Problem statement | Transcribe the lines below verbatim, skipping the images.

Extracts from a graphics dataset:
◆ ◆ ◆ ◆

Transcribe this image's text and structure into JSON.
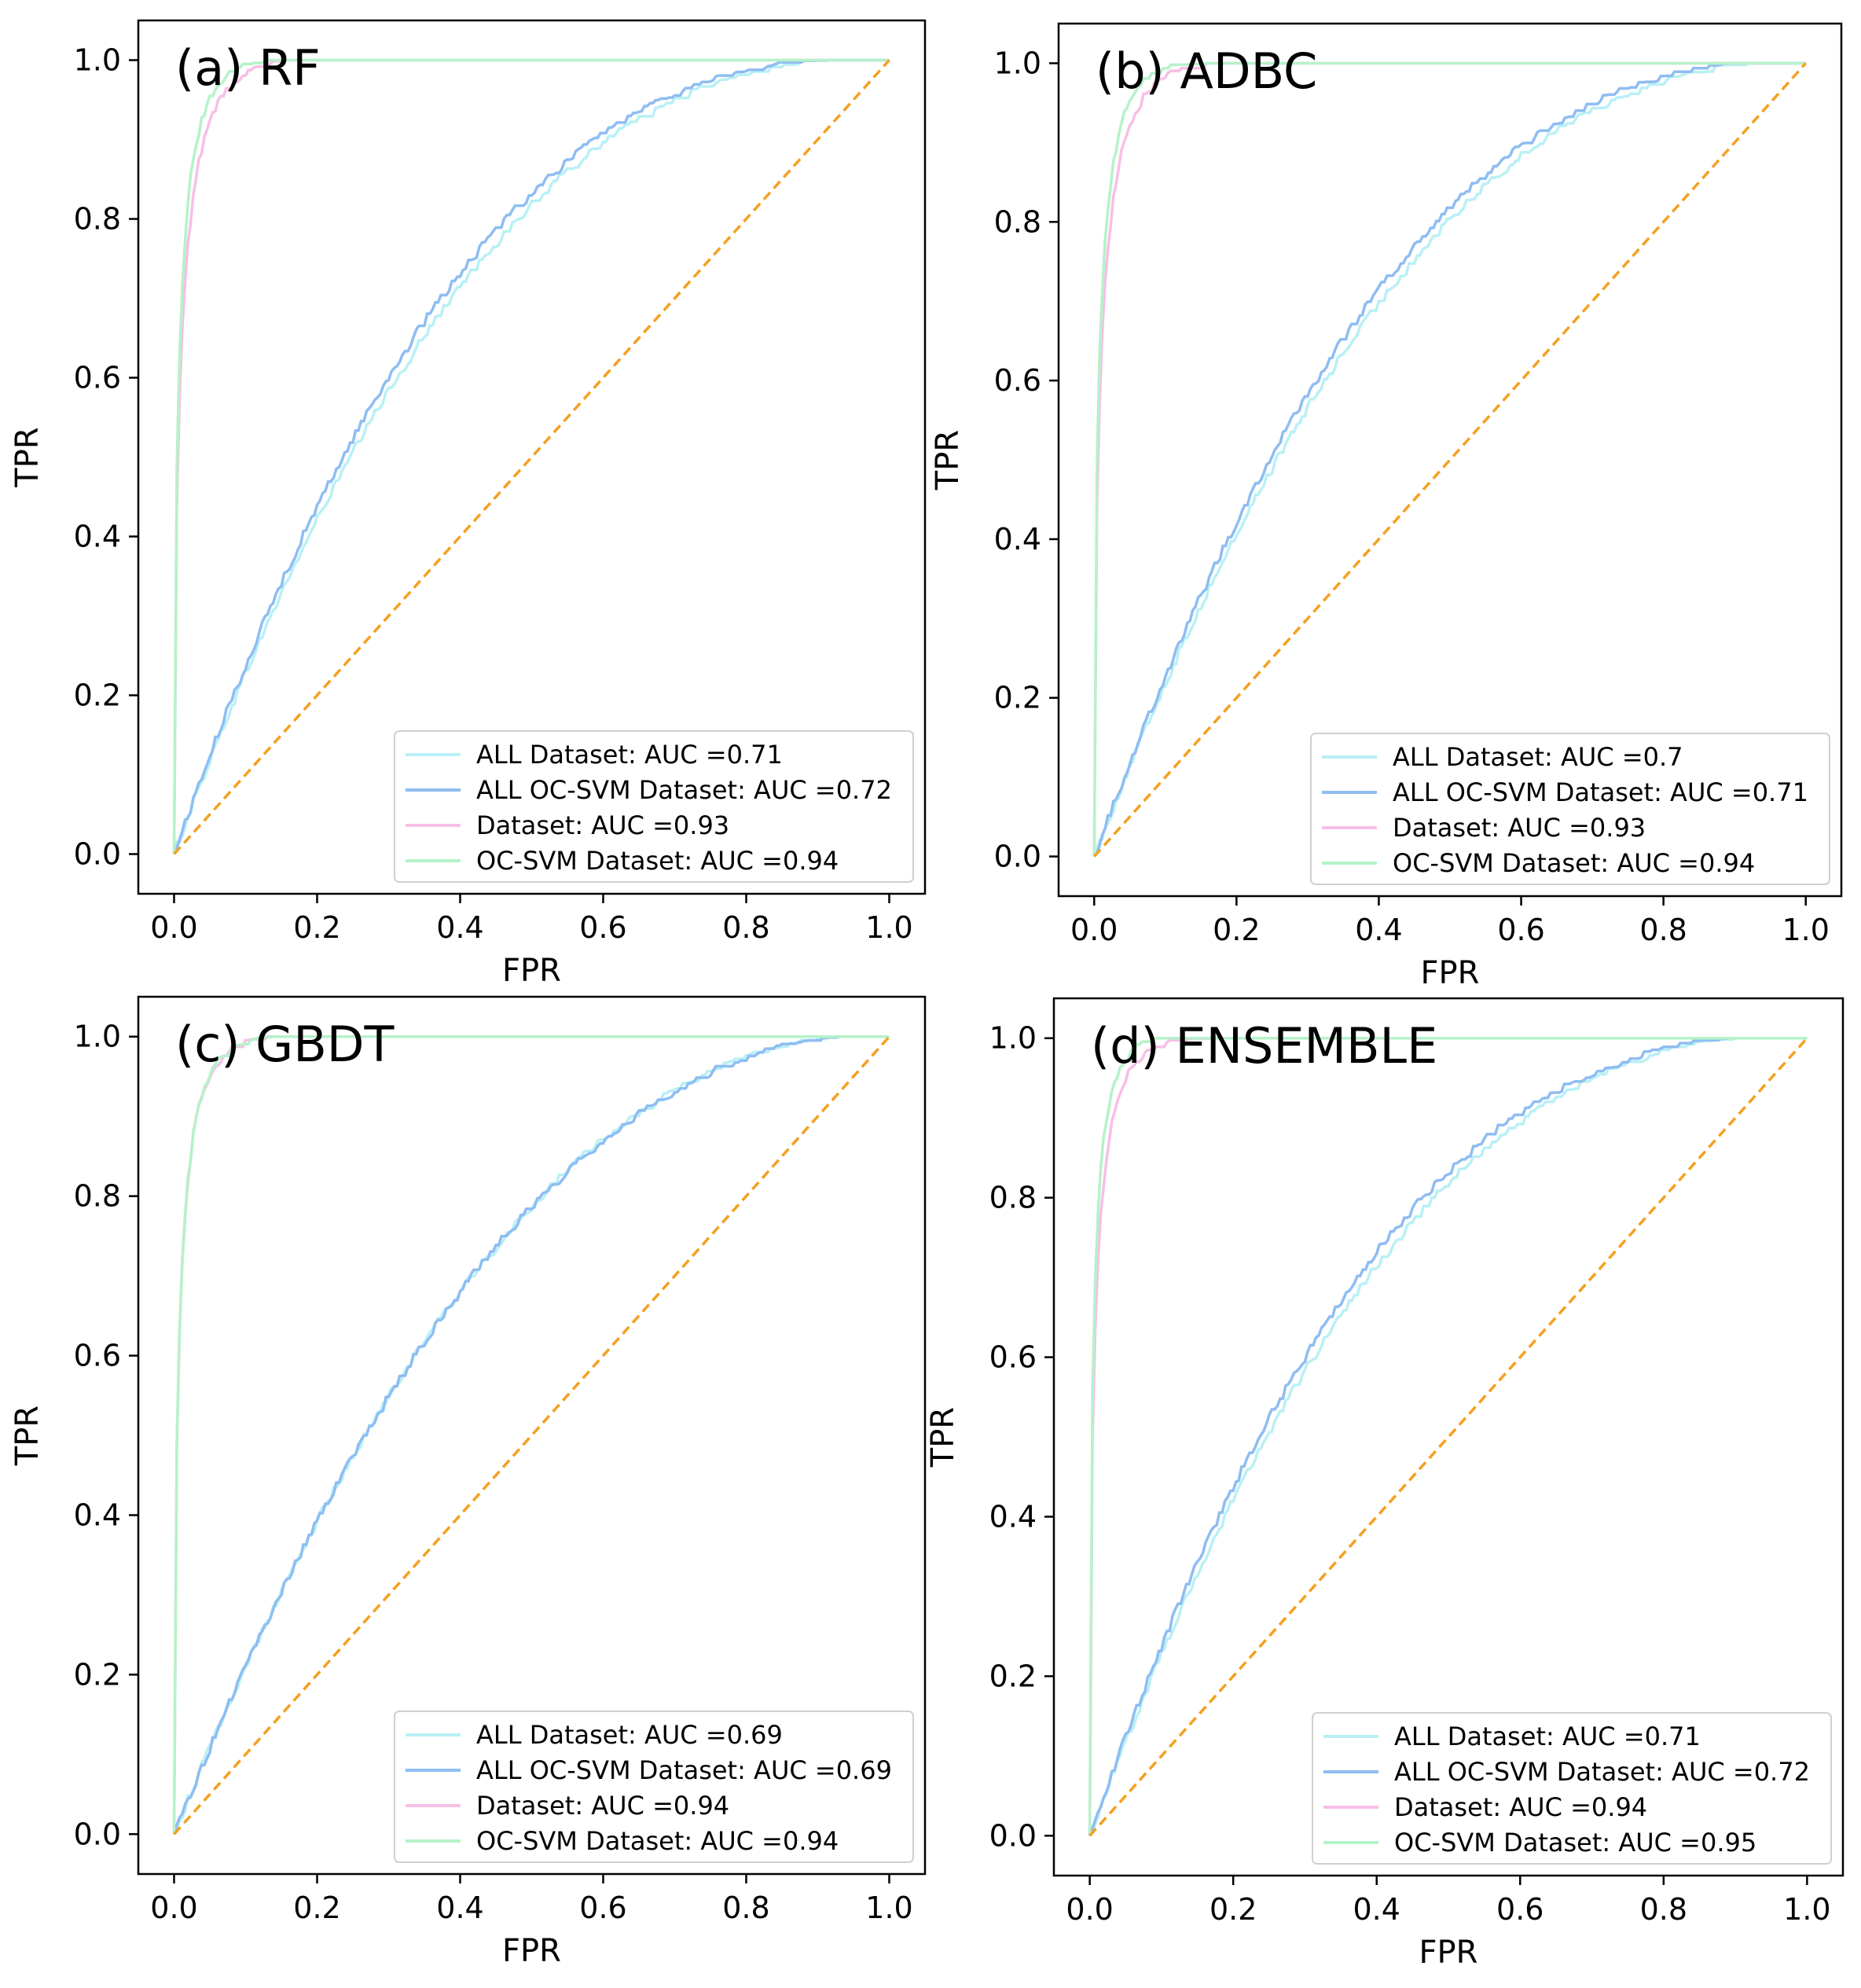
{
  "colors": {
    "all_dataset": "#b9f0f5",
    "all_ocsvm_dataset": "#8ebdf2",
    "dataset": "#f7bfe6",
    "ocsvm_dataset": "#b6f2c9",
    "chance": "#f5a020"
  },
  "chart_data": [
    {
      "type": "line",
      "title": "(a) RF",
      "xlabel": "FPR",
      "ylabel": "TPR",
      "xlim": [
        -0.05,
        1.05
      ],
      "ylim": [
        -0.05,
        1.05
      ],
      "xticks": [
        "0.0",
        "0.2",
        "0.4",
        "0.6",
        "0.8",
        "1.0"
      ],
      "yticks": [
        "0.0",
        "0.2",
        "0.4",
        "0.6",
        "0.8",
        "1.0"
      ],
      "legend_position": "lower-right",
      "series": [
        {
          "name": "ALL Dataset: AUC =0.71",
          "key": "all_dataset",
          "auc": 0.71
        },
        {
          "name": "ALL OC-SVM Dataset: AUC =0.72",
          "key": "all_ocsvm_dataset",
          "auc": 0.72
        },
        {
          "name": "Dataset: AUC =0.93",
          "key": "dataset",
          "auc": 0.93
        },
        {
          "name": "OC-SVM Dataset: AUC =0.94",
          "key": "ocsvm_dataset",
          "auc": 0.94
        }
      ],
      "chance_line": {
        "x": [
          0,
          1
        ],
        "y": [
          0,
          1
        ]
      }
    },
    {
      "type": "line",
      "title": "(b) ADBC",
      "xlabel": "FPR",
      "ylabel": "TPR",
      "xlim": [
        -0.05,
        1.05
      ],
      "ylim": [
        -0.05,
        1.05
      ],
      "xticks": [
        "0.0",
        "0.2",
        "0.4",
        "0.6",
        "0.8",
        "1.0"
      ],
      "yticks": [
        "0.0",
        "0.2",
        "0.4",
        "0.6",
        "0.8",
        "1.0"
      ],
      "legend_position": "lower-right",
      "series": [
        {
          "name": "ALL Dataset: AUC =0.7",
          "key": "all_dataset",
          "auc": 0.7
        },
        {
          "name": "ALL OC-SVM Dataset: AUC =0.71",
          "key": "all_ocsvm_dataset",
          "auc": 0.71
        },
        {
          "name": "Dataset: AUC =0.93",
          "key": "dataset",
          "auc": 0.93
        },
        {
          "name": "OC-SVM Dataset: AUC =0.94",
          "key": "ocsvm_dataset",
          "auc": 0.94
        }
      ],
      "chance_line": {
        "x": [
          0,
          1
        ],
        "y": [
          0,
          1
        ]
      }
    },
    {
      "type": "line",
      "title": "(c) GBDT",
      "xlabel": "FPR",
      "ylabel": "TPR",
      "xlim": [
        -0.05,
        1.05
      ],
      "ylim": [
        -0.05,
        1.05
      ],
      "xticks": [
        "0.0",
        "0.2",
        "0.4",
        "0.6",
        "0.8",
        "1.0"
      ],
      "yticks": [
        "0.0",
        "0.2",
        "0.4",
        "0.6",
        "0.8",
        "1.0"
      ],
      "legend_position": "lower-right",
      "series": [
        {
          "name": "ALL Dataset: AUC =0.69",
          "key": "all_dataset",
          "auc": 0.69
        },
        {
          "name": "ALL OC-SVM Dataset: AUC =0.69",
          "key": "all_ocsvm_dataset",
          "auc": 0.69
        },
        {
          "name": "Dataset: AUC =0.94",
          "key": "dataset",
          "auc": 0.94
        },
        {
          "name": "OC-SVM Dataset: AUC =0.94",
          "key": "ocsvm_dataset",
          "auc": 0.94
        }
      ],
      "chance_line": {
        "x": [
          0,
          1
        ],
        "y": [
          0,
          1
        ]
      }
    },
    {
      "type": "line",
      "title": "(d) ENSEMBLE",
      "xlabel": "FPR",
      "ylabel": "TPR",
      "xlim": [
        -0.05,
        1.05
      ],
      "ylim": [
        -0.05,
        1.05
      ],
      "xticks": [
        "0.0",
        "0.2",
        "0.4",
        "0.6",
        "0.8",
        "1.0"
      ],
      "yticks": [
        "0.0",
        "0.2",
        "0.4",
        "0.6",
        "0.8",
        "1.0"
      ],
      "legend_position": "lower-right",
      "series": [
        {
          "name": "ALL Dataset: AUC =0.71",
          "key": "all_dataset",
          "auc": 0.71
        },
        {
          "name": "ALL OC-SVM Dataset: AUC =0.72",
          "key": "all_ocsvm_dataset",
          "auc": 0.72
        },
        {
          "name": "Dataset: AUC =0.94",
          "key": "dataset",
          "auc": 0.94
        },
        {
          "name": "OC-SVM Dataset: AUC =0.95",
          "key": "ocsvm_dataset",
          "auc": 0.95
        }
      ],
      "chance_line": {
        "x": [
          0,
          1
        ],
        "y": [
          0,
          1
        ]
      }
    }
  ]
}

◆ ◆ ◆ ◆

Exercise answer |
Transcribe this image's text and structure into JSON.
{
  "colors": {
    "all_dataset": "#b9f0f5",
    "all_ocsvm_dataset": "#8ebdf2",
    "dataset": "#f7bfe6",
    "ocsvm_dataset": "#b6f2c9",
    "chance": "#f5a020"
  },
  "chart_data": [
    {
      "type": "line",
      "title": "(a) RF",
      "xlabel": "FPR",
      "ylabel": "TPR",
      "xlim": [
        -0.05,
        1.05
      ],
      "ylim": [
        -0.05,
        1.05
      ],
      "xticks": [
        "0.0",
        "0.2",
        "0.4",
        "0.6",
        "0.8",
        "1.0"
      ],
      "yticks": [
        "0.0",
        "0.2",
        "0.4",
        "0.6",
        "0.8",
        "1.0"
      ],
      "legend_position": "lower-right",
      "series": [
        {
          "name": "ALL Dataset: AUC =0.71",
          "key": "all_dataset",
          "auc": 0.71
        },
        {
          "name": "ALL OC-SVM Dataset: AUC =0.72",
          "key": "all_ocsvm_dataset",
          "auc": 0.72
        },
        {
          "name": "Dataset: AUC =0.93",
          "key": "dataset",
          "auc": 0.93
        },
        {
          "name": "OC-SVM Dataset: AUC =0.94",
          "key": "ocsvm_dataset",
          "auc": 0.94
        }
      ],
      "chance_line": {
        "x": [
          0,
          1
        ],
        "y": [
          0,
          1
        ]
      }
    },
    {
      "type": "line",
      "title": "(b) ADBC",
      "xlabel": "FPR",
      "ylabel": "TPR",
      "xlim": [
        -0.05,
        1.05
      ],
      "ylim": [
        -0.05,
        1.05
      ],
      "xticks": [
        "0.0",
        "0.2",
        "0.4",
        "0.6",
        "0.8",
        "1.0"
      ],
      "yticks": [
        "0.0",
        "0.2",
        "0.4",
        "0.6",
        "0.8",
        "1.0"
      ],
      "legend_position": "lower-right",
      "series": [
        {
          "name": "ALL Dataset: AUC =0.7",
          "key": "all_dataset",
          "auc": 0.7
        },
        {
          "name": "ALL OC-SVM Dataset: AUC =0.71",
          "key": "all_ocsvm_dataset",
          "auc": 0.71
        },
        {
          "name": "Dataset: AUC =0.93",
          "key": "dataset",
          "auc": 0.93
        },
        {
          "name": "OC-SVM Dataset: AUC =0.94",
          "key": "ocsvm_dataset",
          "auc": 0.94
        }
      ],
      "chance_line": {
        "x": [
          0,
          1
        ],
        "y": [
          0,
          1
        ]
      }
    },
    {
      "type": "line",
      "title": "(c) GBDT",
      "xlabel": "FPR",
      "ylabel": "TPR",
      "xlim": [
        -0.05,
        1.05
      ],
      "ylim": [
        -0.05,
        1.05
      ],
      "xticks": [
        "0.0",
        "0.2",
        "0.4",
        "0.6",
        "0.8",
        "1.0"
      ],
      "yticks": [
        "0.0",
        "0.2",
        "0.4",
        "0.6",
        "0.8",
        "1.0"
      ],
      "legend_position": "lower-right",
      "series": [
        {
          "name": "ALL Dataset: AUC =0.69",
          "key": "all_dataset",
          "auc": 0.69
        },
        {
          "name": "ALL OC-SVM Dataset: AUC =0.69",
          "key": "all_ocsvm_dataset",
          "auc": 0.69
        },
        {
          "name": "Dataset: AUC =0.94",
          "key": "dataset",
          "auc": 0.94
        },
        {
          "name": "OC-SVM Dataset: AUC =0.94",
          "key": "ocsvm_dataset",
          "auc": 0.94
        }
      ],
      "chance_line": {
        "x": [
          0,
          1
        ],
        "y": [
          0,
          1
        ]
      }
    },
    {
      "type": "line",
      "title": "(d) ENSEMBLE",
      "xlabel": "FPR",
      "ylabel": "TPR",
      "xlim": [
        -0.05,
        1.05
      ],
      "ylim": [
        -0.05,
        1.05
      ],
      "xticks": [
        "0.0",
        "0.2",
        "0.4",
        "0.6",
        "0.8",
        "1.0"
      ],
      "yticks": [
        "0.0",
        "0.2",
        "0.4",
        "0.6",
        "0.8",
        "1.0"
      ],
      "legend_position": "lower-right",
      "series": [
        {
          "name": "ALL Dataset: AUC =0.71",
          "key": "all_dataset",
          "auc": 0.71
        },
        {
          "name": "ALL OC-SVM Dataset: AUC =0.72",
          "key": "all_ocsvm_dataset",
          "auc": 0.72
        },
        {
          "name": "Dataset: AUC =0.94",
          "key": "dataset",
          "auc": 0.94
        },
        {
          "name": "OC-SVM Dataset: AUC =0.95",
          "key": "ocsvm_dataset",
          "auc": 0.95
        }
      ],
      "chance_line": {
        "x": [
          0,
          1
        ],
        "y": [
          0,
          1
        ]
      }
    }
  ]
}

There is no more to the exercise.